*RECORDS SUPPLIED*
-- -- --

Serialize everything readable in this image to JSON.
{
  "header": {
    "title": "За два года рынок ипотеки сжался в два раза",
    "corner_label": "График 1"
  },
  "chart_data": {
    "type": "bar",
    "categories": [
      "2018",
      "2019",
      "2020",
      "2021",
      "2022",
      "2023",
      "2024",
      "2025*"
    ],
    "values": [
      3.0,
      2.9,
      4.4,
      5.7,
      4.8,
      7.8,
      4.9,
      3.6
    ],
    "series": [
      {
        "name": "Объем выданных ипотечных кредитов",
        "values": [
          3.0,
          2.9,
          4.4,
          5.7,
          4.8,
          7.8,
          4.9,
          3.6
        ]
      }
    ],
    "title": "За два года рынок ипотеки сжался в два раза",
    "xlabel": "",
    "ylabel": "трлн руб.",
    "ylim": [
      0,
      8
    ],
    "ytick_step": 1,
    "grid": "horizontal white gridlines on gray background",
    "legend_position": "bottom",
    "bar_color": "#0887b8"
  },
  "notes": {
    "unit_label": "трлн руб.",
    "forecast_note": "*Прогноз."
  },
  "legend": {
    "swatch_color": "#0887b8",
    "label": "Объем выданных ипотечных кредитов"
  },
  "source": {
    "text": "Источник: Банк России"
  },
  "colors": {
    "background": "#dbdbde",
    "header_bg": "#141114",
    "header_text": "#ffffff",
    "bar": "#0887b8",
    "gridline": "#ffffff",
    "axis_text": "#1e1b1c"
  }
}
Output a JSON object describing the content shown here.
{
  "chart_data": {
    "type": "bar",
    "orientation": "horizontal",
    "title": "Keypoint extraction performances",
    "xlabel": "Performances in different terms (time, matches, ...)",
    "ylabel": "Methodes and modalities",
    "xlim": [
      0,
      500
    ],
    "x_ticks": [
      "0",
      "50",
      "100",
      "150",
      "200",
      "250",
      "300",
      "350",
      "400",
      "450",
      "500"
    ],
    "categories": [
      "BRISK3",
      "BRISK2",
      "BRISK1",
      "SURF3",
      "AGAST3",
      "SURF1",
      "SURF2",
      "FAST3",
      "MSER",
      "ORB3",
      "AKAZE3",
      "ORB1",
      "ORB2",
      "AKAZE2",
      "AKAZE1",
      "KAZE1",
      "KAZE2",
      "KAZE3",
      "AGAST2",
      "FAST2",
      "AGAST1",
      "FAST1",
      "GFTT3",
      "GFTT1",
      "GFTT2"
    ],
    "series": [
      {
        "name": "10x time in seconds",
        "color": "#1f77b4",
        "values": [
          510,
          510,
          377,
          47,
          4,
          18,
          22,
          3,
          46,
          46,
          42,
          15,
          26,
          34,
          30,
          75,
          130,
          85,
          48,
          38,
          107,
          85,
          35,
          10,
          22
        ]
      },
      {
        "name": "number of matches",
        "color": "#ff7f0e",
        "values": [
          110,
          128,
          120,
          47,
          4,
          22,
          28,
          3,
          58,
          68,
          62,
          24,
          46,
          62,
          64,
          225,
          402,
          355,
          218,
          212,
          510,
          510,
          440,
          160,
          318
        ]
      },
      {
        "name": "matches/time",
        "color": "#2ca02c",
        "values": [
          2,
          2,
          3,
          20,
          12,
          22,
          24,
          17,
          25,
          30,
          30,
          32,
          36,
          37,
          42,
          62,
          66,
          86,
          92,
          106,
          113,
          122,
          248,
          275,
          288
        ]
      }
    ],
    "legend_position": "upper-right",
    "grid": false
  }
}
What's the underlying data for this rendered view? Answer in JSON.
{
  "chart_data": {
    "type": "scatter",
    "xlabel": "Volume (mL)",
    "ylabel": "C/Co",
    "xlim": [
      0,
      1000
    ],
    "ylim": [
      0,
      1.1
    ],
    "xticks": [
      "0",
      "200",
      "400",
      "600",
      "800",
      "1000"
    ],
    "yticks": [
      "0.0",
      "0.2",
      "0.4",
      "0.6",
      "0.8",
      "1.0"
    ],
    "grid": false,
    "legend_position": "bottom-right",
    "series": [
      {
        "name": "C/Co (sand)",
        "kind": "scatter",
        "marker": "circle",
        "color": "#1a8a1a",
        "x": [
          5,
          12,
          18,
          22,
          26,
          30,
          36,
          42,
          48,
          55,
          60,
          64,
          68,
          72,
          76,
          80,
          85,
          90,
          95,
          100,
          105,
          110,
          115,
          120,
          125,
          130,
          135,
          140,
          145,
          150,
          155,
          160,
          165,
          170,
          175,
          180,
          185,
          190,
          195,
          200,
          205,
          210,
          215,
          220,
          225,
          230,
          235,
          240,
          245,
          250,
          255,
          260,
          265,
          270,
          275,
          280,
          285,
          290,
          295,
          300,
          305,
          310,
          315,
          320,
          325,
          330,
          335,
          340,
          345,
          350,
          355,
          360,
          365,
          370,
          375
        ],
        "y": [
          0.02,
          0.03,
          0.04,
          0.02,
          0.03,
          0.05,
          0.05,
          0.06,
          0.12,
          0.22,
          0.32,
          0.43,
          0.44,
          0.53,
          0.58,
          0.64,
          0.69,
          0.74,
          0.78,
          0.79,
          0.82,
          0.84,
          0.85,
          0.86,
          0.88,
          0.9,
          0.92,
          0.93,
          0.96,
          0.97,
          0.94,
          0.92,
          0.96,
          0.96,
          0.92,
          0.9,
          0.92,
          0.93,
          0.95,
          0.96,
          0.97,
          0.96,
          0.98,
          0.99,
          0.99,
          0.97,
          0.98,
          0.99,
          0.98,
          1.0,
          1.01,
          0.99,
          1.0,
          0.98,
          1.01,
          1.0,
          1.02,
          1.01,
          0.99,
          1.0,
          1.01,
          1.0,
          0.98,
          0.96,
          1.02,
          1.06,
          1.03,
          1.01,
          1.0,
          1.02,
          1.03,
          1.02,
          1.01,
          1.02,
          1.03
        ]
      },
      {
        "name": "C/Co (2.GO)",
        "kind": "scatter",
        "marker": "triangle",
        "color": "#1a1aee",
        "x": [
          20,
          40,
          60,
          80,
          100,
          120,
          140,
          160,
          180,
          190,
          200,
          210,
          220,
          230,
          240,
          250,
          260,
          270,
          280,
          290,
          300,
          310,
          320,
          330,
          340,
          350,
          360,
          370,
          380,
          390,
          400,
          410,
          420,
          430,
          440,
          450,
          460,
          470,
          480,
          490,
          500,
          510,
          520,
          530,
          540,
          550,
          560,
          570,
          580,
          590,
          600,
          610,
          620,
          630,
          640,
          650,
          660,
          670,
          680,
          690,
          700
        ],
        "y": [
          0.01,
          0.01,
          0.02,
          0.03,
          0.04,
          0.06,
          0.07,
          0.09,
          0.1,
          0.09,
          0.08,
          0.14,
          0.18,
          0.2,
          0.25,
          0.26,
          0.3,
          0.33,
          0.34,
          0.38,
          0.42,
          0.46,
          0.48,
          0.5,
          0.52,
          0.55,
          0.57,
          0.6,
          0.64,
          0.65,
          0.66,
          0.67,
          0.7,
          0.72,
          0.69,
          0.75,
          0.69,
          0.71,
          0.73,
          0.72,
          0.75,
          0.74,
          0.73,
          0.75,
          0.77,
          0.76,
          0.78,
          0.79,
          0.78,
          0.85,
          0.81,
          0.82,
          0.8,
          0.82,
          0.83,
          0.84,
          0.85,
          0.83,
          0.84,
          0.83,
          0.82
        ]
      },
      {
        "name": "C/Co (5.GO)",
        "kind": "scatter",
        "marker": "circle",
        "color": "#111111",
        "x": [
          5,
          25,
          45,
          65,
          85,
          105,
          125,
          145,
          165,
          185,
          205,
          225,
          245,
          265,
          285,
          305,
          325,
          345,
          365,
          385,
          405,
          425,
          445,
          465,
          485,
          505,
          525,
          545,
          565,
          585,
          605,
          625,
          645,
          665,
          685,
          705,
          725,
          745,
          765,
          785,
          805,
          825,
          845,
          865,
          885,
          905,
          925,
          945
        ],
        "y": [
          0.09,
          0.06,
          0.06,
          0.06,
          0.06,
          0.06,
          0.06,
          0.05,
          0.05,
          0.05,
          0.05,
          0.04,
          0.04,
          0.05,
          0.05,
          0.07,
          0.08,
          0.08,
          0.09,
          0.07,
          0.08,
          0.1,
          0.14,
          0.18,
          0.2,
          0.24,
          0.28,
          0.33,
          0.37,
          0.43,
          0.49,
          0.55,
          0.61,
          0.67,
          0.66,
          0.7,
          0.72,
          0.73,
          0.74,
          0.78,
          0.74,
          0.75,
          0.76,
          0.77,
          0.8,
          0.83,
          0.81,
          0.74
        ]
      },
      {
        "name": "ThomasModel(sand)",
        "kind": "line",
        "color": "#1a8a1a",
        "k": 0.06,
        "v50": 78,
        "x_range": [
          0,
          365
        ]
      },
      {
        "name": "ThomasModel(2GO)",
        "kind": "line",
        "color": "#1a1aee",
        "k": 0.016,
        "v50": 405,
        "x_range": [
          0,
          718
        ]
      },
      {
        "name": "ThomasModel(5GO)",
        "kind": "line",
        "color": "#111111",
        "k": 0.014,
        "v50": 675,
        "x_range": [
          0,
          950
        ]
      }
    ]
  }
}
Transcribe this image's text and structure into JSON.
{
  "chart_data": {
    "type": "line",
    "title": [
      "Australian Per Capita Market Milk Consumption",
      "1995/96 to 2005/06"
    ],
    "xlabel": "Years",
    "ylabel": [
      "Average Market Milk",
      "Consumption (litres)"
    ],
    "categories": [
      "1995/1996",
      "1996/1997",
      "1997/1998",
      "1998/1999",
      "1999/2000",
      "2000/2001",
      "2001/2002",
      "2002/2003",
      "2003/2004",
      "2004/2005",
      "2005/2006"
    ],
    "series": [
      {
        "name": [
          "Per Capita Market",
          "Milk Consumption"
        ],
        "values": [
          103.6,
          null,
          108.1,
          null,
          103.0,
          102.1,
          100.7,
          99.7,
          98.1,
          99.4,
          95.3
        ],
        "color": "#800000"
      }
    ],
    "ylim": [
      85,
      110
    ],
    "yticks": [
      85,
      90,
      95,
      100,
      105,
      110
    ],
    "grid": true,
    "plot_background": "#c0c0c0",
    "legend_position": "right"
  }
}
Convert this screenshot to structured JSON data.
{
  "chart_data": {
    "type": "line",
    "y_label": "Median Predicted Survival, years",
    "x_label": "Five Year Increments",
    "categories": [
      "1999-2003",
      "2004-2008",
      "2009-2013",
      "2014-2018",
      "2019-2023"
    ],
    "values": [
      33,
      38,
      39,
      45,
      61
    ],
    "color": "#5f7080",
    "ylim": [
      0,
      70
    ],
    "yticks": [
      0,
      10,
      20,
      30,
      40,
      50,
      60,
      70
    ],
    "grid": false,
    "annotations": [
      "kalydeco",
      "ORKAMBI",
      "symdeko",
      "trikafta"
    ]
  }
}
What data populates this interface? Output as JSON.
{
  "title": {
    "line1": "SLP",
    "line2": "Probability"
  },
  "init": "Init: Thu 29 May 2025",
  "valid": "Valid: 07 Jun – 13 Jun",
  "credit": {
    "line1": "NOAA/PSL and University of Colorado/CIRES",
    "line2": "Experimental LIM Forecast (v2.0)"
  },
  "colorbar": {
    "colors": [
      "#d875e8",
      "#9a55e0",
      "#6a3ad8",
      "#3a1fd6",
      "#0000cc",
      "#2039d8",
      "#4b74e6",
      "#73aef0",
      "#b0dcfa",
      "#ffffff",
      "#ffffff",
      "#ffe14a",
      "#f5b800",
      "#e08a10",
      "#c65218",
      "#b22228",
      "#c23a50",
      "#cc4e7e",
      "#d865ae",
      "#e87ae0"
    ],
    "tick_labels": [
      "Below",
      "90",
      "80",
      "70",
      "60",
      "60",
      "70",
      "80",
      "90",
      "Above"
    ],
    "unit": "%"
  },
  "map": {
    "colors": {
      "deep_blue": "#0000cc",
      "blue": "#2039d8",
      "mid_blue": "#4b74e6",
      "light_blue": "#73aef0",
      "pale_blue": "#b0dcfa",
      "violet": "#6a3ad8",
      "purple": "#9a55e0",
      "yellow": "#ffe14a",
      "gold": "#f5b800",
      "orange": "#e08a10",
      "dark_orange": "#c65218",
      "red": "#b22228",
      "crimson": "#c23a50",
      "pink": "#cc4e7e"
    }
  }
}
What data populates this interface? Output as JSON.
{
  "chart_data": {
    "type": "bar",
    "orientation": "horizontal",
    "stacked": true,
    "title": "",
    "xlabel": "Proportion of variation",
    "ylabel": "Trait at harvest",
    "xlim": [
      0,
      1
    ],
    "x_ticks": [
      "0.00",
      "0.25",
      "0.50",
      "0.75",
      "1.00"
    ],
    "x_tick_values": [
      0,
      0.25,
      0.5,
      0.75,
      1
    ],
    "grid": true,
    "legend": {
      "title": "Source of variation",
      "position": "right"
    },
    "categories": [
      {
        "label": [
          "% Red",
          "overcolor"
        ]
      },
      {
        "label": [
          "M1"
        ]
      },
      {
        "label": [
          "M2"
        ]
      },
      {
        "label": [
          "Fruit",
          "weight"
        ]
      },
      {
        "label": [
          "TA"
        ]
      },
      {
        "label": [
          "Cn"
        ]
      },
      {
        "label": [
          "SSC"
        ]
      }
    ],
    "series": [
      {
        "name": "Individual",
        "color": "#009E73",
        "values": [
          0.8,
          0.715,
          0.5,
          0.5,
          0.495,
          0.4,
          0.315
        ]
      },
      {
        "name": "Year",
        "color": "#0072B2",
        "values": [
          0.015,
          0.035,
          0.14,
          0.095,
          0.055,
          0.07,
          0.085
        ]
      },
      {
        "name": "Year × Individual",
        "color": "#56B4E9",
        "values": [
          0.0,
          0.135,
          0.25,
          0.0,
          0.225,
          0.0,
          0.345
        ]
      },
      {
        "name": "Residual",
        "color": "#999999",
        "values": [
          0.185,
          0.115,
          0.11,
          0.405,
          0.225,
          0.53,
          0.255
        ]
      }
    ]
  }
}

-- -- --

*SET PROBLEM*
Review the material and copy each line in which the word "variation" appears.

*SOLUTION TO THIS PROBLEM*
    "xlabel": "Proportion of variation",
      "title": "Source of variation",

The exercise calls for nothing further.